**TAREAS DEL EJERCICIO:**
1. Indica si cada afirmación concuerda con el texto sobre Freud y respalda tu sí o no con las palabras del texto que lo deciden, citadas literalmente. (a) La caída de la teoría de la seducción abrió el camino a la teoría de la sexualidad infantil. (b) Freud afirmó que los relatos de abusos sexuales de sus pacientes provenían de acontecimientos reales. (c) Durante el complejo de Edipo, el hijo varón solo siente odio hacia el padre.
2. Escribe la continuación del texto sobre Freud a partir de su última oración.

**TEXTO PARA LEER:**
>>>
La caída de la teoría de la seducción abrió el camino a la de la sexualidad infantil, al Complejo de Edipo, al del trauma como posterioridad retroactiva. En última instancia, significó un salto cualitativo enorme para aquello que comenzó, entonces, a teorizarse como el «mundo interno». Pero, también, pagó el precio de volver a invisibilizar el abuso sexual realmente cometido y a inocentizar a los perpetradores. Cuando Freud afirma que los relatos de abusos sexuales que poblaban su consulta eran producto de los deseos incestuosos de sus pacientes y no de acontecimientos reales, abre el camino a un campo inexplorado de investigación, la sexualidad perverso-polimorfa y la represión, al tiempo que concede todo lo demás a los valores patriarcales dominantes (p. 229).

A partir de la enunciación del Complejo de Edipo, en Freud y el psicoanálisis: «Se inauguran los grandes mitos sobre el padre. Con ella también se reconoce al padre como deseante y a la vez deseado por el hijo. Ese deseo mutuo es básico para la estructuración psíquica del hijo. Durante el complejo de Edipo el hijo varón odia al padre, desea su muerte y al mismo tiempo siente culpa por ese deseo, puesto que también lo ama. De allí se deriva el planteamiento psicoanalítico de la ambivalencia de afectos amor-odio» (Martínez Alarcón, 2016) (p. 11-12).
<<<
**DATOS DEL EJERCICIO:**
>>>
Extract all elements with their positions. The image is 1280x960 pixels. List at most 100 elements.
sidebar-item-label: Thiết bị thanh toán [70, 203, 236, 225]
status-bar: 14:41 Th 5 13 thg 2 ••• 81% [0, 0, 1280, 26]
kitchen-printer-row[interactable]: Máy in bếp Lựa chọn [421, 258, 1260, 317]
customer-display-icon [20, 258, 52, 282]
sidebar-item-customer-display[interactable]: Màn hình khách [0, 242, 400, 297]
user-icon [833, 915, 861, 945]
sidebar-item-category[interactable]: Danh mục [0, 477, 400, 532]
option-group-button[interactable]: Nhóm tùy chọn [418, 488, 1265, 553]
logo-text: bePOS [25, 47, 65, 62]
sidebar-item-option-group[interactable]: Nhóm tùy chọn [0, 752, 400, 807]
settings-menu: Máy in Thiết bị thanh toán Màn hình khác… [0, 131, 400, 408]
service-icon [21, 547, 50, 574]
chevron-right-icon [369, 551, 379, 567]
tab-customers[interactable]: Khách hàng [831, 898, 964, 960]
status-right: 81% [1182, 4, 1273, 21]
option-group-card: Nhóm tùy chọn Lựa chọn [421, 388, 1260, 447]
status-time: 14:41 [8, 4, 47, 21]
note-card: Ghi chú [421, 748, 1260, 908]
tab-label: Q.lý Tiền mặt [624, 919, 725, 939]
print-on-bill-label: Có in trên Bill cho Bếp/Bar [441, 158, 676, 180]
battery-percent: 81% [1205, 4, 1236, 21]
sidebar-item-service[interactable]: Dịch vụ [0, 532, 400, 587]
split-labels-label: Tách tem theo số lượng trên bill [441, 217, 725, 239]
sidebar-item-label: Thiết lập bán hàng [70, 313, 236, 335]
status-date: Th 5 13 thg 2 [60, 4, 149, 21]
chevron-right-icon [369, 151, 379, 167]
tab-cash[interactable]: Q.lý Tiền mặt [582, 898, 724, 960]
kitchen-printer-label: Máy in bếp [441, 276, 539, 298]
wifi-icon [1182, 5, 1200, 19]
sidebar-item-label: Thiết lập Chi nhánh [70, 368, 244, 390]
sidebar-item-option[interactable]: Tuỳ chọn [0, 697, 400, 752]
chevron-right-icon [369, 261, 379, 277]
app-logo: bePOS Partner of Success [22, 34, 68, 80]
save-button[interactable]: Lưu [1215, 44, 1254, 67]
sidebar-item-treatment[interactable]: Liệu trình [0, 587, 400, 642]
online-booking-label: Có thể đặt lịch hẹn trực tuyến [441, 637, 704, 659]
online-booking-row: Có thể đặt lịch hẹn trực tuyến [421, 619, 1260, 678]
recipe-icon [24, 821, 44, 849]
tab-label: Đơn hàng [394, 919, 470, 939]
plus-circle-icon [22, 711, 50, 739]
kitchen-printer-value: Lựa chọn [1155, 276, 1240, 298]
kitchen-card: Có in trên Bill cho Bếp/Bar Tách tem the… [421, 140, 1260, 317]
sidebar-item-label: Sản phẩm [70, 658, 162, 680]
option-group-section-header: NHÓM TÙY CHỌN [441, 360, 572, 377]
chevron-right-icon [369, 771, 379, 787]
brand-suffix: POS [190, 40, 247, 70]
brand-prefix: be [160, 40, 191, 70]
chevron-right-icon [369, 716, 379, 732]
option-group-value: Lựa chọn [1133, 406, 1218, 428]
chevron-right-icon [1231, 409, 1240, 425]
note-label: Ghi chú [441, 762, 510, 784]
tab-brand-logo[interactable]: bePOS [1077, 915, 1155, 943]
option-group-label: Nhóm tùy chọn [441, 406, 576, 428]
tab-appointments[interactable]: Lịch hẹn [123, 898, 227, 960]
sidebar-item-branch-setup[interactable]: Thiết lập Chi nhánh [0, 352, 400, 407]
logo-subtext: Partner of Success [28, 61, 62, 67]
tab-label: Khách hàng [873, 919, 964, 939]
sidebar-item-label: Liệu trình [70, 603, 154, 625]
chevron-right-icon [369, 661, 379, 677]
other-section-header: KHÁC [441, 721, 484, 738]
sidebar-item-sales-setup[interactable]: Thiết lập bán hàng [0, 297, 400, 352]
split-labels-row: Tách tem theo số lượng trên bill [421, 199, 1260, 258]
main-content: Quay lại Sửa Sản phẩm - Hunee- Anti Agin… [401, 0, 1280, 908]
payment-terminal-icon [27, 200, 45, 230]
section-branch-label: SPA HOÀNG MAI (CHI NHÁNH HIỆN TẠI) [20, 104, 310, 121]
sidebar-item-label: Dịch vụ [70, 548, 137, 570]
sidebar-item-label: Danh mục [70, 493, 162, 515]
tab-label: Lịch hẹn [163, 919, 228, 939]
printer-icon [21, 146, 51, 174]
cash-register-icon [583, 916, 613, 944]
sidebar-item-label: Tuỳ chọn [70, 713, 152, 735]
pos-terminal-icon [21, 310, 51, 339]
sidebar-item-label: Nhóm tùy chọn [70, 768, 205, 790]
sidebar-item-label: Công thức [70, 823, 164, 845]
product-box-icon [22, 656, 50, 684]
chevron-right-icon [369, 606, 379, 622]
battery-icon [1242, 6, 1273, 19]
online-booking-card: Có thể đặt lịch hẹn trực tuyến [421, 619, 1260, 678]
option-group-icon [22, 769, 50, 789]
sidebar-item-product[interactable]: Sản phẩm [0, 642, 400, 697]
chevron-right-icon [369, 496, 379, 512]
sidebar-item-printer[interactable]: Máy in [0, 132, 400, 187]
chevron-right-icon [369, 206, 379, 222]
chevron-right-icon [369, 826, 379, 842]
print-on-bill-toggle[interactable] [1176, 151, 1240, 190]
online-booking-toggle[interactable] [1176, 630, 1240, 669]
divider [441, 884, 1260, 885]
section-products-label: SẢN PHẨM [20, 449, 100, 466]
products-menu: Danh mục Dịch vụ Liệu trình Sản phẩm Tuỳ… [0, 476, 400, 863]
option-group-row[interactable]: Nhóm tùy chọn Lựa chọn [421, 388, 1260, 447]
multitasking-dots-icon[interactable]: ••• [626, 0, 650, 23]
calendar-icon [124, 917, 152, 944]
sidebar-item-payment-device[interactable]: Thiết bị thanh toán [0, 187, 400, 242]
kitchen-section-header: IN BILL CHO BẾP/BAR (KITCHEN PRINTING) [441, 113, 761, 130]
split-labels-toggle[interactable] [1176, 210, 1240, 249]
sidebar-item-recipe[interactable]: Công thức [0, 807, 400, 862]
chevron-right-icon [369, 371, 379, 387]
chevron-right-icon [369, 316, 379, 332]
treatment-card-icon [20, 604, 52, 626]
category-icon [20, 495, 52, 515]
<<<
**RESPUESTAS:**
1.
(a) Sí: «La caída de la teoría de la seducción abrió el camino a la de la sexualidad infantil».
(b) No: «eran producto de los deseos incestuosos de sus pacientes y no de acontecimientos reales».
(c) No: «siente culpa por ese deseo, puesto que también lo ama».

2.
Dicho con otras palabras, Osherson (1993) refiere que «el padre no es ni tan fuerte ni tan débil. Dos personas que combinan en una: poderosa y vulnerable. Nuestro miedo es herirlo o que él nos hiera. Estos dos temas se representan una y otra vez en la vida adulta de los hombres: la búsqueda de y el rechazo al padre».

El Complejo de Edipo es formulado por su autor como fenómeno universal y queda reflejado de forma más consistente en los escritos freudianos a partir de 1900. En este sentido la aparición del padre introduce el concepto de castración como la amenaza que el niño siente, proveniente del padre, y que le prohíbe e impide el goce sexual o, mejor dicho, la relación privilegiada y exclusiva con la madre. La castración surge pues del acto prohibitivo. En esa misma dirección podemos leer a «Lacan (1949) que subraya el pasaje de lo imaginario (diádico) a lo simbólico, donde la castración simbólica constituye la “ley del padre” o metáfora paterna, cuya instauración permite la ruptura de la unión madre-hijo, dando acceso al lenguaje y la subjetivación de la persona en la cultura» (Ávila, 2019) (p. 149).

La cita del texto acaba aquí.